_LIST OF TASKS_
• 1. Return everything from "Then I switched" down to "real and positive." in the post on evaluating an integral, copied word for word.
• 2. In the post on evaluating an integral, which substitution was used after the order of integration was switched?
• 3. Extend the post on evaluating an integral, picking up after its last sentence.

_PASSAGE TO READ_
● ● ● ●

1. ## evaluation of an integral

$\int_{0}^{\frac{\pi}{2}} \frac{\ln(1+ a \cos x)}{\cos x} \ dx \ \ a>0$

I wrote the integral as $\int_{0}^{\frac{\pi}{2}} \int_{0}^{a} \frac{1}{1+t \cos x} \ dt \ dx$.

Then I switched the order of integration and used Weierstrass substitution to get $2 \int_{0}^{a} \frac{1}{\sqrt{1-t^{2}}} \arctan \sqrt{\frac{1-t}{1+t}} \ dt$.

Finally I let $t= \cos 2z$ and got $\frac{1}{2} \Big(\frac{\pi^{2}}{4} - \arccos^{2}(a) \Big) = \frac{1}{2} \arcsin (a) \Big(\pi - \arcsin (a) \Big)$

Sometimes Wolfram Alpha returns $\frac{1}{2a} \arcsin (a) \Big(\pi \sqrt{a^{2}} - a\arcsin (a) \Big)$ which reduces to my solution if $a$ is real and positive.

● ● ● ●

Page element annotations:
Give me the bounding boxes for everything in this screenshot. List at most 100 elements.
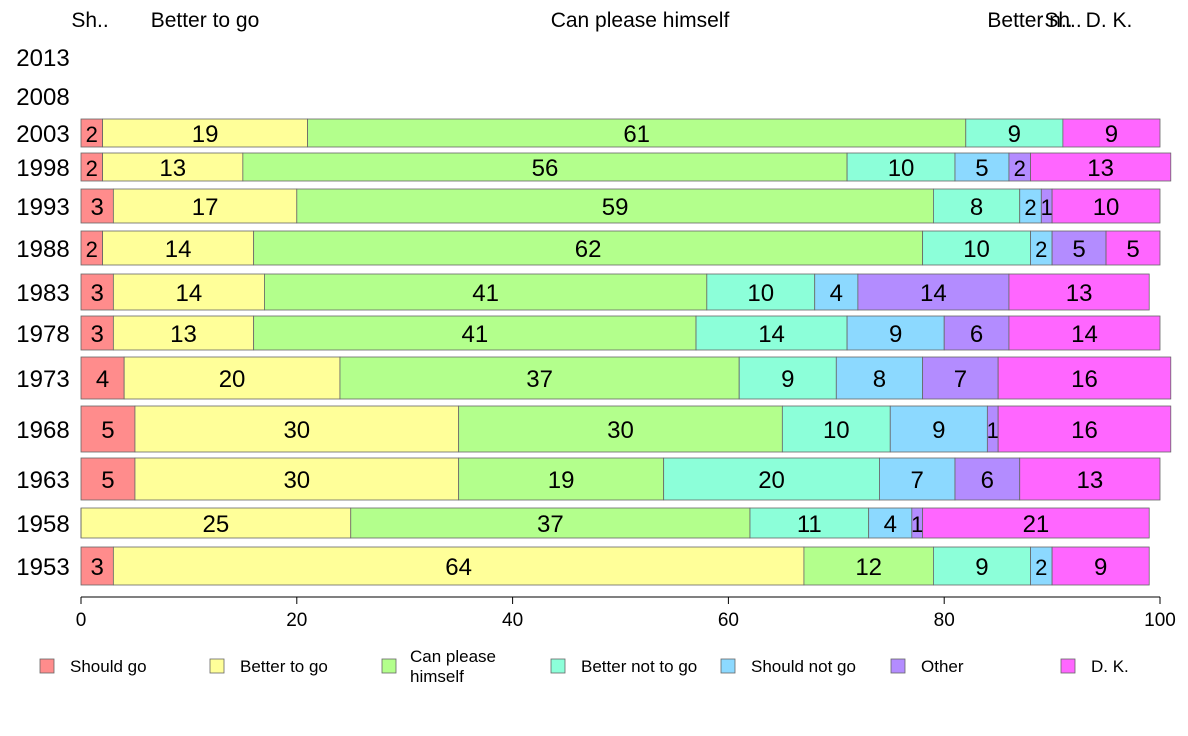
bar-segment — [80, 273, 114, 311]
bar-segment — [253, 315, 697, 351]
bar-segment — [134, 405, 460, 453]
bar-segment — [307, 118, 967, 148]
legend-swatch — [550, 658, 566, 674]
bar-segment — [879, 457, 956, 501]
legend-label-line: Can please — [410, 647, 496, 666]
bar-value-label: 12 — [855, 554, 882, 581]
top-category-label: Can please himself — [551, 9, 730, 32]
bar-value-label: 4 — [96, 366, 109, 393]
bar-value-label: 61 — [623, 121, 650, 148]
year-label: 1978 — [16, 321, 69, 348]
bar-segment — [112, 188, 298, 224]
bar-value-label: 59 — [602, 194, 629, 221]
year-label: 2008 — [16, 84, 69, 111]
bar-segment — [1030, 152, 1172, 182]
legend-label: Should not go — [751, 657, 856, 676]
bar-segment — [80, 457, 136, 501]
bar-value-label: 13 — [159, 155, 186, 182]
bar-segment — [339, 356, 740, 400]
bar-value-label: 10 — [1093, 194, 1120, 221]
bar-segment — [112, 315, 255, 351]
bar-segment — [1008, 273, 1150, 311]
bar-segment — [835, 356, 924, 400]
bar-segment — [1105, 230, 1161, 266]
bar-value-label: 1 — [1041, 195, 1053, 220]
legend-label: Can please himself — [410, 647, 496, 686]
legend-swatch — [39, 658, 55, 674]
bar-value-label: 14 — [176, 280, 203, 307]
bar-segment — [253, 230, 924, 266]
bar-value-label: 4 — [884, 511, 897, 538]
bar-value-label: 9 — [781, 366, 794, 393]
bar-value-label: 25 — [203, 511, 230, 538]
bar-value-label: 2 — [86, 156, 98, 181]
bar-segment — [695, 315, 848, 351]
bar-segment — [965, 118, 1064, 148]
legend-label: Better to go — [240, 657, 328, 676]
top-category-label: Better to go — [151, 9, 260, 32]
bar-value-label: 10 — [888, 155, 915, 182]
bar-value-label: 1 — [911, 512, 923, 537]
bar-segment — [80, 315, 114, 351]
bar-value-label: 14 — [165, 236, 192, 263]
year-label: 1963 — [16, 467, 69, 494]
bar-value-label: 16 — [1071, 417, 1098, 444]
legend-label: Should go — [70, 657, 147, 676]
bar-value-label: 13 — [170, 321, 197, 348]
bar-value-label: 9 — [889, 321, 902, 348]
top-category-label: Sh.. — [1044, 9, 1081, 32]
bar-value-label: 8 — [970, 194, 983, 221]
bar-value-label: 2 — [1035, 237, 1047, 262]
bar-value-label: 2 — [1024, 195, 1036, 220]
bar-value-label: 3 — [91, 194, 104, 221]
bar-segment — [102, 230, 255, 266]
legend-swatch — [720, 658, 736, 674]
bar-segment — [781, 405, 891, 453]
bar-value-label: 9 — [975, 554, 988, 581]
bar-segment — [350, 507, 751, 539]
x-tick-label: 60 — [718, 610, 739, 631]
year-label: 1998 — [16, 155, 69, 182]
year-label: 2013 — [16, 45, 69, 72]
year-label: 1993 — [16, 194, 69, 221]
bar-value-label: 9 — [1105, 121, 1118, 148]
bar-segment — [922, 230, 1031, 266]
bar-value-label: 13 — [1077, 467, 1104, 494]
bar-segment — [889, 405, 988, 453]
bar-value-label: 3 — [91, 554, 104, 581]
bar-value-label: 30 — [283, 417, 310, 444]
bar-segment — [846, 152, 956, 182]
bar-value-label: 2 — [1014, 156, 1026, 181]
bar-value-label: 2 — [86, 237, 98, 262]
legend-label: D. K. — [1091, 657, 1129, 676]
bar-segment — [80, 188, 114, 224]
year-label: 1973 — [16, 366, 69, 393]
bar-segment — [997, 405, 1172, 453]
bar-value-label: 5 — [975, 155, 988, 182]
legend-label: Better not to go — [581, 657, 697, 676]
bar-value-label: 14 — [920, 280, 947, 307]
bar-segment — [933, 188, 1021, 224]
bar-segment — [954, 152, 1010, 182]
legend-swatch — [1060, 658, 1076, 674]
bar-segment — [1008, 315, 1161, 351]
bar-value-label: 10 — [823, 417, 850, 444]
legend-label-line: himself — [410, 667, 464, 686]
bar-value-label: 14 — [758, 321, 785, 348]
bar-value-label: 3 — [91, 321, 104, 348]
top-category-label: D. K. — [1086, 9, 1133, 32]
bar-value-label: 21 — [1023, 511, 1050, 538]
bar-value-label: 30 — [283, 467, 310, 494]
bar-value-label: 13 — [1066, 280, 1093, 307]
bar-value-label: 56 — [532, 155, 559, 182]
bar-segment — [857, 273, 1010, 311]
bar-segment — [1062, 118, 1161, 148]
bar-segment — [663, 457, 880, 501]
bar-value-label: 41 — [472, 280, 499, 307]
bar-segment — [846, 315, 945, 351]
bar-value-label: 4 — [830, 280, 843, 307]
year-label: 1983 — [16, 280, 69, 307]
bar-value-label: 2 — [86, 122, 98, 147]
bar-value-label: 14 — [1071, 321, 1098, 348]
bar-value-label: 10 — [747, 280, 774, 307]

● ● ● ●

_TASK-BY-TASK OUTPUTS_
• 1.
Then I switched the order of integration and used Weierstrass substitution to get $2 \int_{0}^{a} \frac{1}{\sqrt{1-t^{2}}} \arctan \sqrt{\frac{1-t}{1+t}} \ dt$.

Finally I let $t= \cos 2z$ and got $\frac{1}{2} \Big(\frac{\pi^{2}}{4} - \arccos^{2}(a) \Big) = \frac{1}{2} \arcsin (a) \Big(\pi - \arcsin (a) \Big)$

Sometimes Wolfram Alpha returns $\frac{1}{2a} \arcsin (a) \Big(\pi \sqrt{a^{2}} - a\arcsin (a) \Big)$ which reduces to my solution if $a$ is real and positive.

• 2. The Weierstrass substitution.

• 3.
But other times it returns $\frac{\pi \sqrt{a^{2}}}{2a} \arcsin(a)$ which reduces to $\frac{\pi}{2} \arcsin (a)$ if $a$ is real and positive. On another forum this was stated as the solution. But this cannot be the solution for when $a >1$ and it's not even the solution for when $a= 1$. Is it the solution for $0?

EDIT: It's not the solution for $a= \frac{1}{2}$ either.

2. ## Re: evaluation of an integral

Originally Posted by Random Variable
$\int_{0}^{\frac{\pi}{2}} \frac{\ln(1+ a \cos x)}{\cos x} \ dx \ \ a>0$

I wrote the integral as $\int_{0}^{\frac{\pi}{2}} \int_{0}^{a} \frac{1}{1+t \cos x} \ dt \ dx$.

Then I switched the order of integration and used Weierstrass substitution to get $2 \int_{0}^{a} \frac{1}{\sqrt{1-t^{2}}} \arctan \sqrt{\frac{1-t}{1+t}} \ dt$.

Finally I let $t= \cos 2z$ and got $\frac{1}{2} \Big(\frac{\pi^{2}}{4} - \arccos^{2}(a) \Big) = \frac{1}{2} \arcsin (a) \Big(\pi - \arcsin (a) \Big)$

Sometimes Wolfram Alpha returns $\frac{1}{2a} \arcsin (a) \Big(\pi \sqrt{a^{2}} - a\arcsin (a) \Big)$ which reduces to my solution if $a$ is real and positive.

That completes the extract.